◆ WHAT YOU HAVE TO DO ◆
From the entries below, gather each line containing the word "Mean".

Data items
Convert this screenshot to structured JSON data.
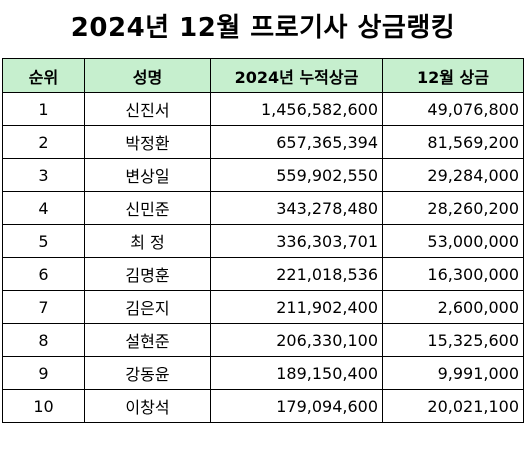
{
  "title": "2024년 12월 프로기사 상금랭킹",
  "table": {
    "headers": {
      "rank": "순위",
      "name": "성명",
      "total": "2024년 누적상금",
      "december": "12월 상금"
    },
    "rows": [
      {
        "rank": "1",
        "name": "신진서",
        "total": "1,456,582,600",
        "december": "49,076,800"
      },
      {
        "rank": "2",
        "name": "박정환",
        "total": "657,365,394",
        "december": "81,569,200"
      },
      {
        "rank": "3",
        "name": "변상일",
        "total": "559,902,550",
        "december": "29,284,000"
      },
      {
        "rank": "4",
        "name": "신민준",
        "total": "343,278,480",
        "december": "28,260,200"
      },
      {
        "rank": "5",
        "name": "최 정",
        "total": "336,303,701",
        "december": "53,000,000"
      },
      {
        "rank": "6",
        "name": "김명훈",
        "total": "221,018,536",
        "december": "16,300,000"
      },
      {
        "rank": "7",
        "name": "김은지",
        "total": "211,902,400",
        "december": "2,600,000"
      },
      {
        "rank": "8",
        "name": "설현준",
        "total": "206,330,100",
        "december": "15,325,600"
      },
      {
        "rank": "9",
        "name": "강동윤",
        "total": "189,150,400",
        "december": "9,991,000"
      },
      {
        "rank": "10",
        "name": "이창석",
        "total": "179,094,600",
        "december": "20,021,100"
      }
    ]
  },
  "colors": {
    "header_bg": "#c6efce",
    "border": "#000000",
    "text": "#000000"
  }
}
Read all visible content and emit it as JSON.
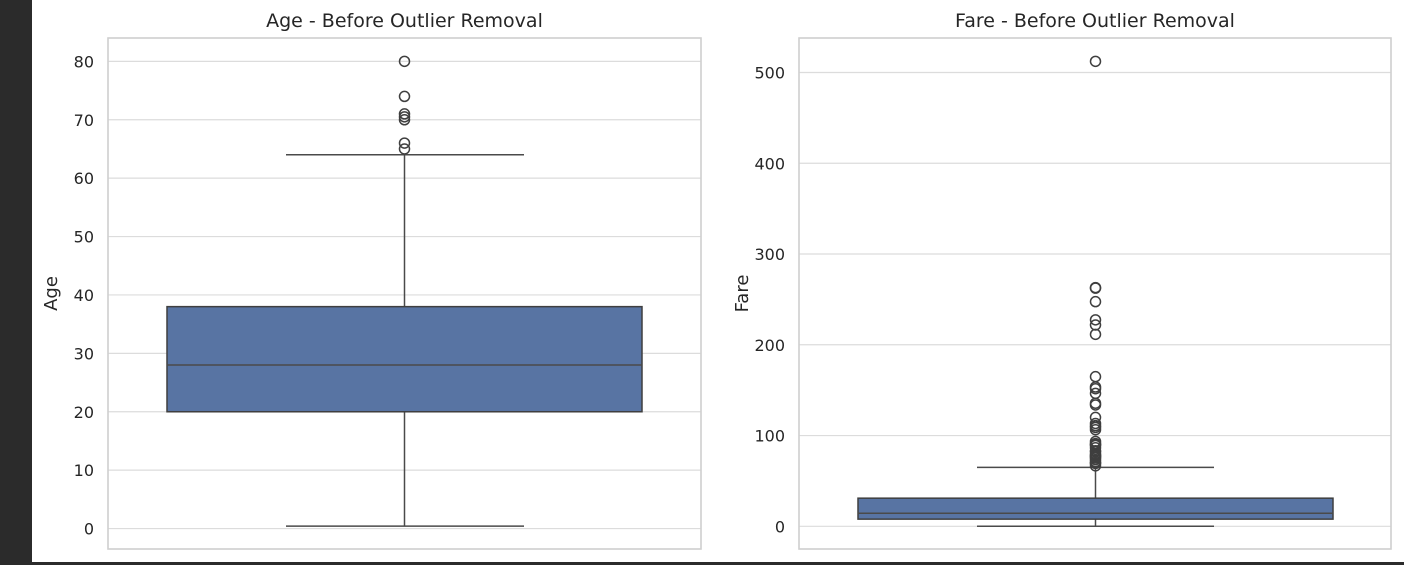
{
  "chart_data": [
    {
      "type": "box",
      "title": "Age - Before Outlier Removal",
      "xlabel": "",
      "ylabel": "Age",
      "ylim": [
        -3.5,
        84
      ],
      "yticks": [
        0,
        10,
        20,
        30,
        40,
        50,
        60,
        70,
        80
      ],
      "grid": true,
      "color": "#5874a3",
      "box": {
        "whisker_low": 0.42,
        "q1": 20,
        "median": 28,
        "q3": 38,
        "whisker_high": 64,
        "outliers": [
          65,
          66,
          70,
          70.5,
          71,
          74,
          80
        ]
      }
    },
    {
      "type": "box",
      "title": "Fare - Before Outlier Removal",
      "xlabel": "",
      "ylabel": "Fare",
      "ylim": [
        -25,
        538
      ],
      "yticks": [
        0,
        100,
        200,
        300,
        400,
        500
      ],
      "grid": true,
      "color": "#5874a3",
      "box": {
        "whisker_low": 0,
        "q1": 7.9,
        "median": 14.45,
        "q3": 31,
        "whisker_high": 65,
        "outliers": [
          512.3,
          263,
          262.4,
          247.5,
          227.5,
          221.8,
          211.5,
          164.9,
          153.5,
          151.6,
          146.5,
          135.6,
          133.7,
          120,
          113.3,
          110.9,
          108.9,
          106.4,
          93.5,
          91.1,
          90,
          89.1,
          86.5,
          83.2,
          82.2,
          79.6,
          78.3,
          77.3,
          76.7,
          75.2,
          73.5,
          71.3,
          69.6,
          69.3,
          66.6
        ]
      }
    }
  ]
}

* * *

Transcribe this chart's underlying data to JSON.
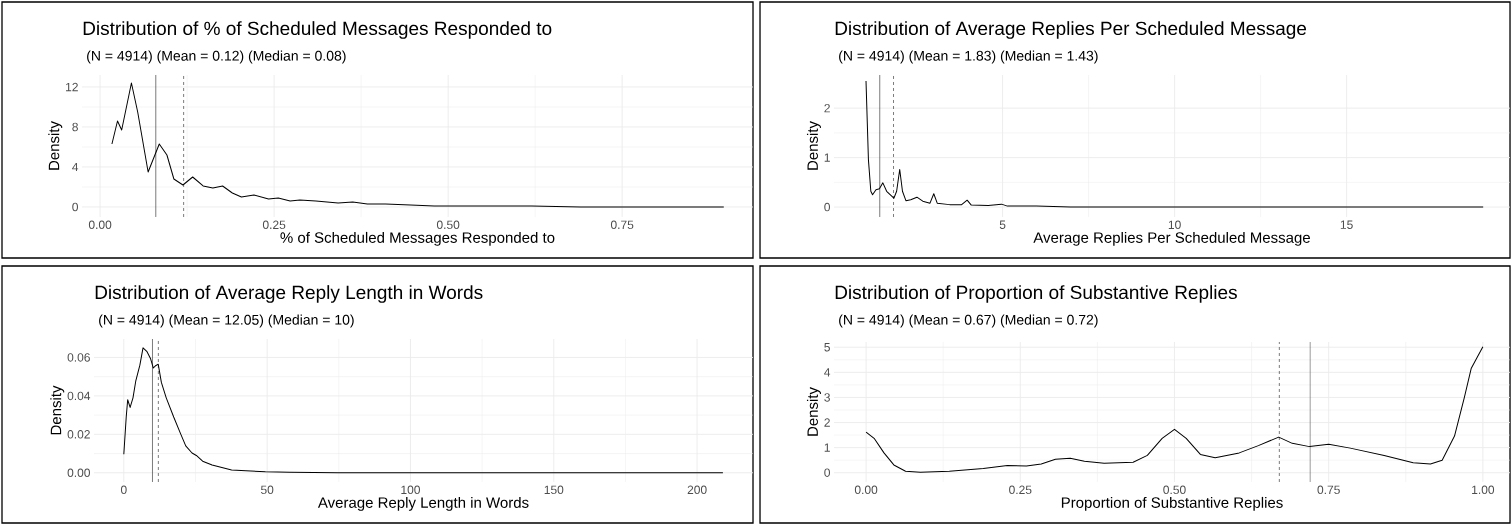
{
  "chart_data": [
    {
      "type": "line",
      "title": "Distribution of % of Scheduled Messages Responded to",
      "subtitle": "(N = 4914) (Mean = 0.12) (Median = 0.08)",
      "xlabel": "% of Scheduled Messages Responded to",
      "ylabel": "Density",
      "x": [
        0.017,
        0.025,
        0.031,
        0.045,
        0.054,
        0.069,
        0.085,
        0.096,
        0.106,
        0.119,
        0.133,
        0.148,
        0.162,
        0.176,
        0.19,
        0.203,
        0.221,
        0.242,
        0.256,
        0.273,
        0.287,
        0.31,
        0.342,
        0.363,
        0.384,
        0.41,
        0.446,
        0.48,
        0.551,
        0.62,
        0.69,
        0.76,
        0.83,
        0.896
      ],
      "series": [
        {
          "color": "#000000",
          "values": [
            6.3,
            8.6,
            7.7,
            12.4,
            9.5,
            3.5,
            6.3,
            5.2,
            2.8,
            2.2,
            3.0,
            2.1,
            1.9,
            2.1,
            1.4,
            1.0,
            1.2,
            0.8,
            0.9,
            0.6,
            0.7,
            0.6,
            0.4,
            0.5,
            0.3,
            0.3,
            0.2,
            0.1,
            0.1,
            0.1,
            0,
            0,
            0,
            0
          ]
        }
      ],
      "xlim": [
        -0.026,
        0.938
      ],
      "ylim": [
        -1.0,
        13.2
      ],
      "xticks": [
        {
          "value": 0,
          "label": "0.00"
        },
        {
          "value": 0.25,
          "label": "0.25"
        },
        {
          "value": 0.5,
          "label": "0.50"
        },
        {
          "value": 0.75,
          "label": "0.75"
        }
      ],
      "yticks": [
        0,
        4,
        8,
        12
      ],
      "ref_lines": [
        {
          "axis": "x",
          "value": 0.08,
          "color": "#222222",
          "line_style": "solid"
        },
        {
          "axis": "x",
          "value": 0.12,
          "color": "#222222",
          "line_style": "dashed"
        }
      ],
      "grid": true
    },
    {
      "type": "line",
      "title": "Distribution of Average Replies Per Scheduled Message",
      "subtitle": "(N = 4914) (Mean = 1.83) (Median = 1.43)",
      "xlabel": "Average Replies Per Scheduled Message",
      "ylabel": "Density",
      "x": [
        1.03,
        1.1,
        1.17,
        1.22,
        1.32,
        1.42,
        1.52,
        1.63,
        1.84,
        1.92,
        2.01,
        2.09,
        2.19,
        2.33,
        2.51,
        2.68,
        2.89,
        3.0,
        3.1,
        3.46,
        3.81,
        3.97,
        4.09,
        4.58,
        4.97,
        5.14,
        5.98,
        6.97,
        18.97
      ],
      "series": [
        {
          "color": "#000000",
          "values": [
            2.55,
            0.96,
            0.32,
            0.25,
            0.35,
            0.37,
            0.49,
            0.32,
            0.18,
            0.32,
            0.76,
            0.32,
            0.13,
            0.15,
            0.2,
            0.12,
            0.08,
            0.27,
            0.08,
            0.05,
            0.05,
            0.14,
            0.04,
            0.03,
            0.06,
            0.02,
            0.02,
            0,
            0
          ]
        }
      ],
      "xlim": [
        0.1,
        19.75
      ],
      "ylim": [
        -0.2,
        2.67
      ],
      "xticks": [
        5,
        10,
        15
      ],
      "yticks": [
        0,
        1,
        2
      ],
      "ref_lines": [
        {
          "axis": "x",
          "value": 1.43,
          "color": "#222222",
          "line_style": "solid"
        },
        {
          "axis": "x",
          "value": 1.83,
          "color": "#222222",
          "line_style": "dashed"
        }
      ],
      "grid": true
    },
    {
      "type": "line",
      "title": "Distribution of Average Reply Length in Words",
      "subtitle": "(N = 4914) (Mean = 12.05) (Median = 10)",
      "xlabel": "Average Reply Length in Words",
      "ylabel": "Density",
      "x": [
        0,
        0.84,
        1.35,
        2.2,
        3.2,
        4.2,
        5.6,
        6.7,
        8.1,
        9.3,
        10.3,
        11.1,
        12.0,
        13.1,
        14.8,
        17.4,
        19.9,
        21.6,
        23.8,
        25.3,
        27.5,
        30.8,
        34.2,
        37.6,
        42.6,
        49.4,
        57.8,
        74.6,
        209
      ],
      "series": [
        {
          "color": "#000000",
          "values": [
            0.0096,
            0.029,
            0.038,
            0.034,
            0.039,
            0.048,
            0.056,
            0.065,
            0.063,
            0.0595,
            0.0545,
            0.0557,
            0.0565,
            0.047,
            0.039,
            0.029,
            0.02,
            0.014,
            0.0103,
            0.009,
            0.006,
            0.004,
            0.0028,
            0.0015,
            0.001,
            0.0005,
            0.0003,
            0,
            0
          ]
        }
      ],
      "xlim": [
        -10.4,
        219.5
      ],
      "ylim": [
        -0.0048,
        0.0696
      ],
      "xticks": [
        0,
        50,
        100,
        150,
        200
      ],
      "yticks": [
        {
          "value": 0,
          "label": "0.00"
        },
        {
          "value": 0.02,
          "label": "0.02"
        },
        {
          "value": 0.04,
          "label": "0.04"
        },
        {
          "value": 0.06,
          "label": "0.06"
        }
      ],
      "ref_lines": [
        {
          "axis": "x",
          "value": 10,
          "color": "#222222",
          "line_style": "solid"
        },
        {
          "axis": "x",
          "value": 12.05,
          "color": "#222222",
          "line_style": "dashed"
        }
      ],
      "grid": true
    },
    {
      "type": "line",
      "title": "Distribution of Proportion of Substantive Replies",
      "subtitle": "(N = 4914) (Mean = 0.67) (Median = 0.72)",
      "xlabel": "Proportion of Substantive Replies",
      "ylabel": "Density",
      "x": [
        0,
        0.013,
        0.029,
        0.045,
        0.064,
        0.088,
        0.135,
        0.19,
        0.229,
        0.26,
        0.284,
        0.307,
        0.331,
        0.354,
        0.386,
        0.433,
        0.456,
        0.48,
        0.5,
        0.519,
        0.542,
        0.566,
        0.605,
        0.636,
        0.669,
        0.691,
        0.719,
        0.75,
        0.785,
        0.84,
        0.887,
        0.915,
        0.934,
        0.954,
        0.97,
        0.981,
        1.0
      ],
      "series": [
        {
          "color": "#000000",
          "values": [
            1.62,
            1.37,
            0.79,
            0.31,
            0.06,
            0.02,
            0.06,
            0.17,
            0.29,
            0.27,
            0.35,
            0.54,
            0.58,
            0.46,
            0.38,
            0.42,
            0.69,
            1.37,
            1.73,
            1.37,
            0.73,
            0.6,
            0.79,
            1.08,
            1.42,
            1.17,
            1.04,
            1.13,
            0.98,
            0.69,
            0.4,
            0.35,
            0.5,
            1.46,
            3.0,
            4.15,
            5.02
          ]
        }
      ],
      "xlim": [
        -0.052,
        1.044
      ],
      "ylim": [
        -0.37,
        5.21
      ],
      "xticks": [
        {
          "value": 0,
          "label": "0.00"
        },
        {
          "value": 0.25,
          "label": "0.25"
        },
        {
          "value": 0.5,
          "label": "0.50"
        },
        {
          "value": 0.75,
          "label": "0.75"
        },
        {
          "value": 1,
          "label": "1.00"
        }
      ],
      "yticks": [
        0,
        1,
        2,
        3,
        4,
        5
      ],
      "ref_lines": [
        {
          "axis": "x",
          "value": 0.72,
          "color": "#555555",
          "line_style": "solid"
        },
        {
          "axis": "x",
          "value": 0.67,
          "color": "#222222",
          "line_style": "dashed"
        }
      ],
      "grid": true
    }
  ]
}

◆ ANSWER ◆
      "subtitle": "(N = 4914) (Mean = 0.12) (Median = 0.08)",
      "subtitle": "(N = 4914) (Mean = 1.83) (Median = 1.43)",
      "subtitle": "(N = 4914) (Mean = 12.05) (Median = 10)",
      "subtitle": "(N = 4914) (Mean = 0.67) (Median = 0.72)",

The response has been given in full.